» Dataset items
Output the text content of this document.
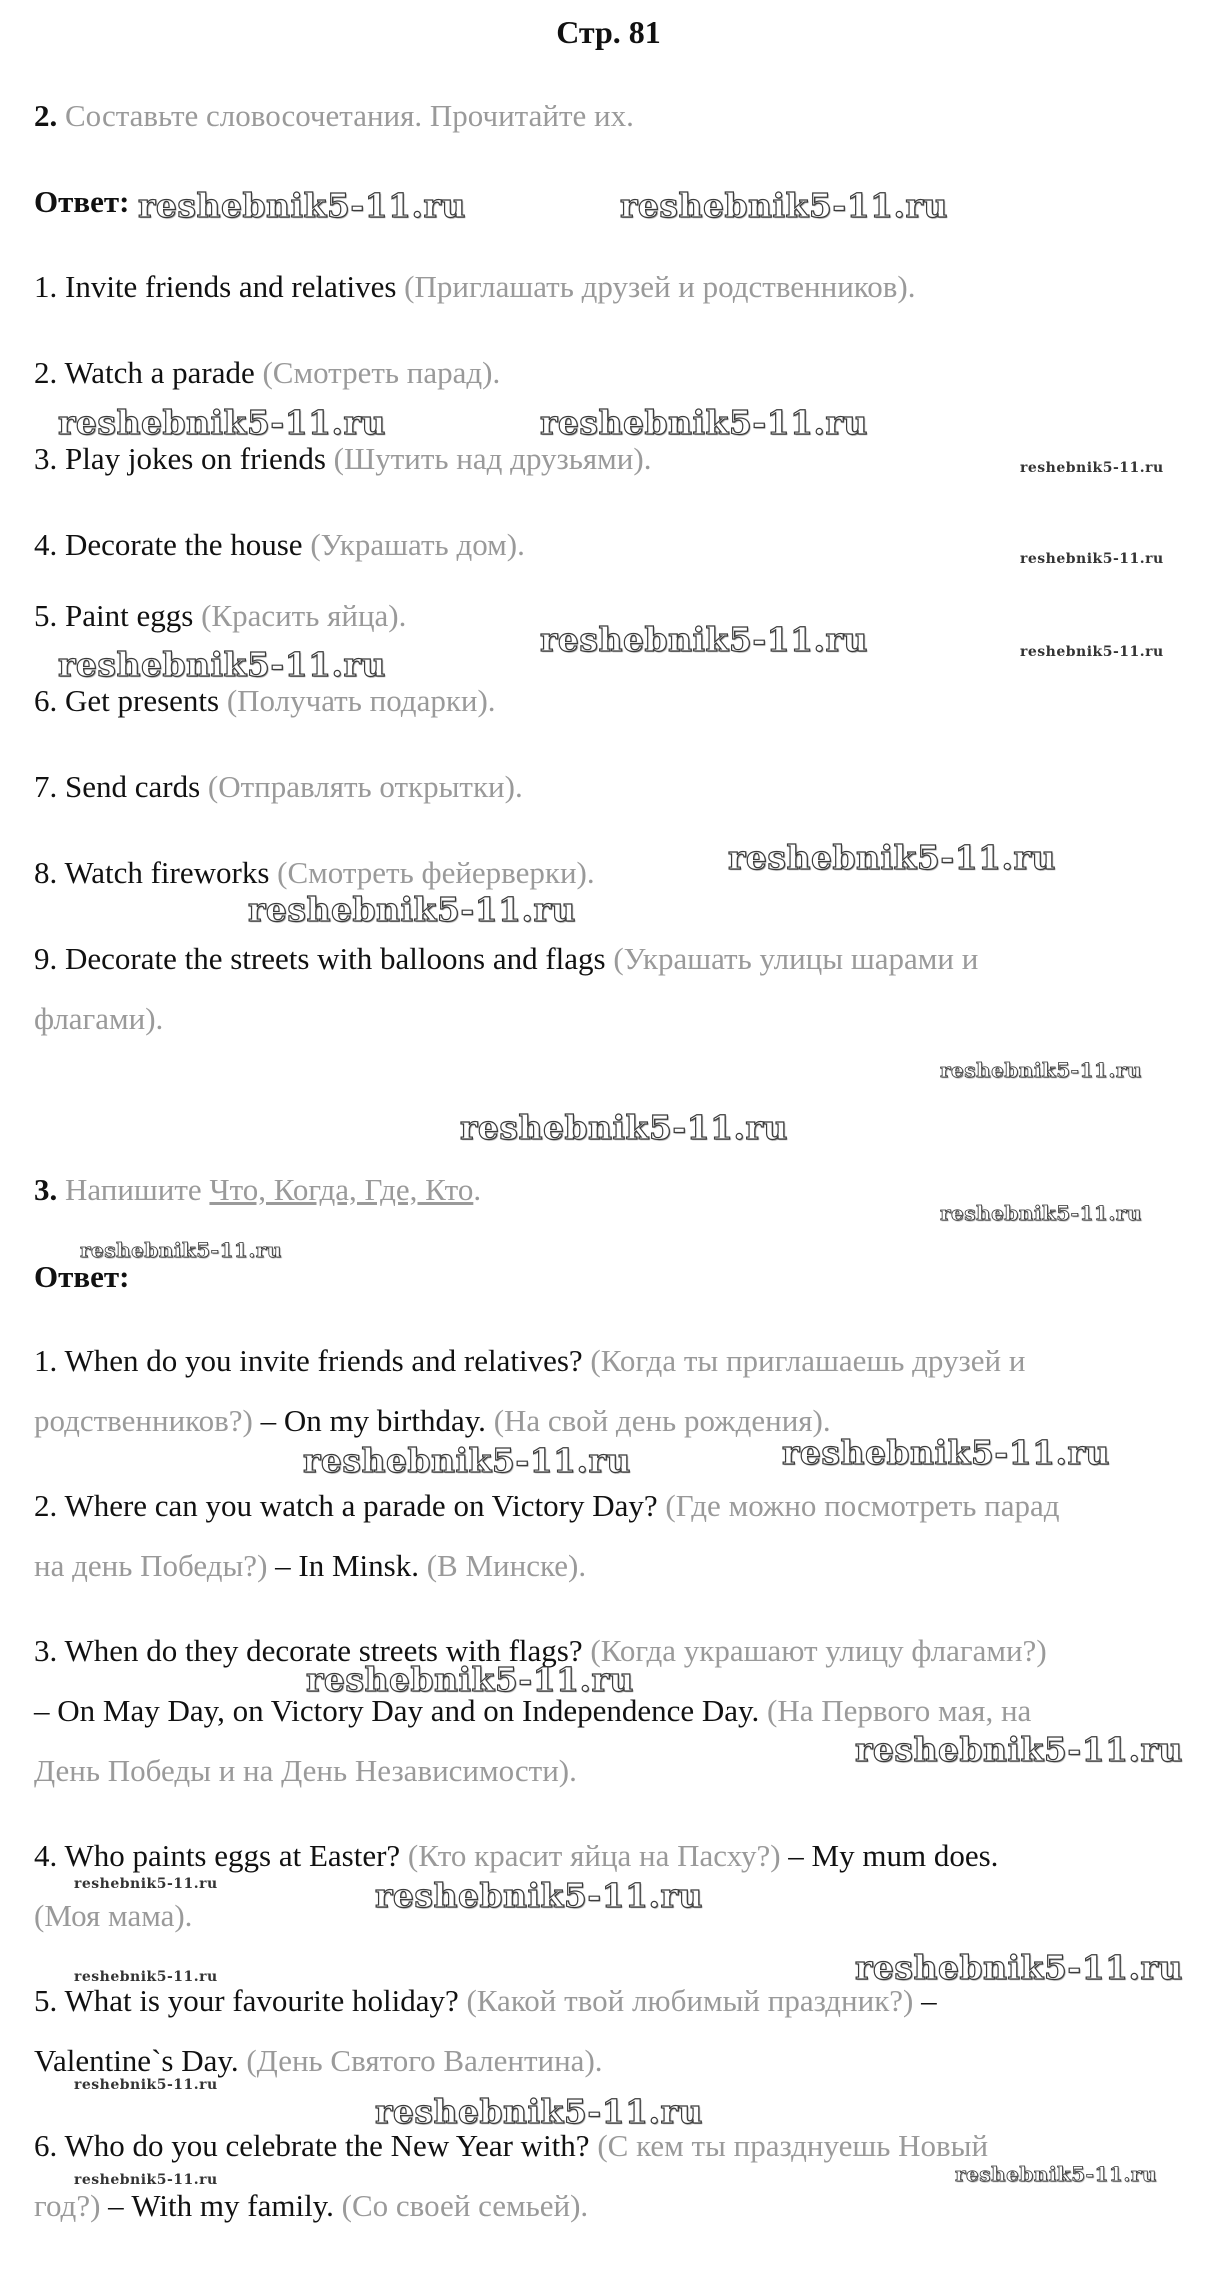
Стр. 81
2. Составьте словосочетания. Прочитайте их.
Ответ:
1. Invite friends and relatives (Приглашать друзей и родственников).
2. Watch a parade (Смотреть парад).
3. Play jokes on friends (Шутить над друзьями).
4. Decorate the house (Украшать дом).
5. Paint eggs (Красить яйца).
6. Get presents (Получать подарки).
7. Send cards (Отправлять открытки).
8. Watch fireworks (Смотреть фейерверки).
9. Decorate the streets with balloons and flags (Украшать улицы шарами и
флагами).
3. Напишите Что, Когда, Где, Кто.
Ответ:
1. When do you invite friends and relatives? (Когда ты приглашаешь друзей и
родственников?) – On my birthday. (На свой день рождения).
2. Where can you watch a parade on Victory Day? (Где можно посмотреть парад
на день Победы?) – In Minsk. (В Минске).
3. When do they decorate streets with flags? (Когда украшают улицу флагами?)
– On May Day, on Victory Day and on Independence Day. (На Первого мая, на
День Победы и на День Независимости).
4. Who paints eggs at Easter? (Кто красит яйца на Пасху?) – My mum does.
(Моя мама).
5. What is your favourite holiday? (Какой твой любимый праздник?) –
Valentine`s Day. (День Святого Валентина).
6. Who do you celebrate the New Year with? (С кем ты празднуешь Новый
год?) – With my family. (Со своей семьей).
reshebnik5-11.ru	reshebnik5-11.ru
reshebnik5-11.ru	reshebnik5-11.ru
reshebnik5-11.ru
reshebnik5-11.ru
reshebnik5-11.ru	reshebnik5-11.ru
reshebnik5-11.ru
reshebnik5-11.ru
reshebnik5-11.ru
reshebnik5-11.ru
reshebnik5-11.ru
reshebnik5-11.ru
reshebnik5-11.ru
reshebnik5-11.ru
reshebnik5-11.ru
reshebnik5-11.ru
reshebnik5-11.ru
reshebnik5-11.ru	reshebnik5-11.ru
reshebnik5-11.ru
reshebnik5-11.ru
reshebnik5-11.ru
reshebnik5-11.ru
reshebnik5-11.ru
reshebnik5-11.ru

» Instruction
Go through the listing above and locate each line that holds the word "When". Copy those lines.

» Solution for this problem
1. When do you invite friends and relatives? (Когда ты приглашаешь друзей и
3. When do they decorate streets with flags? (Когда украшают улицу флагами?)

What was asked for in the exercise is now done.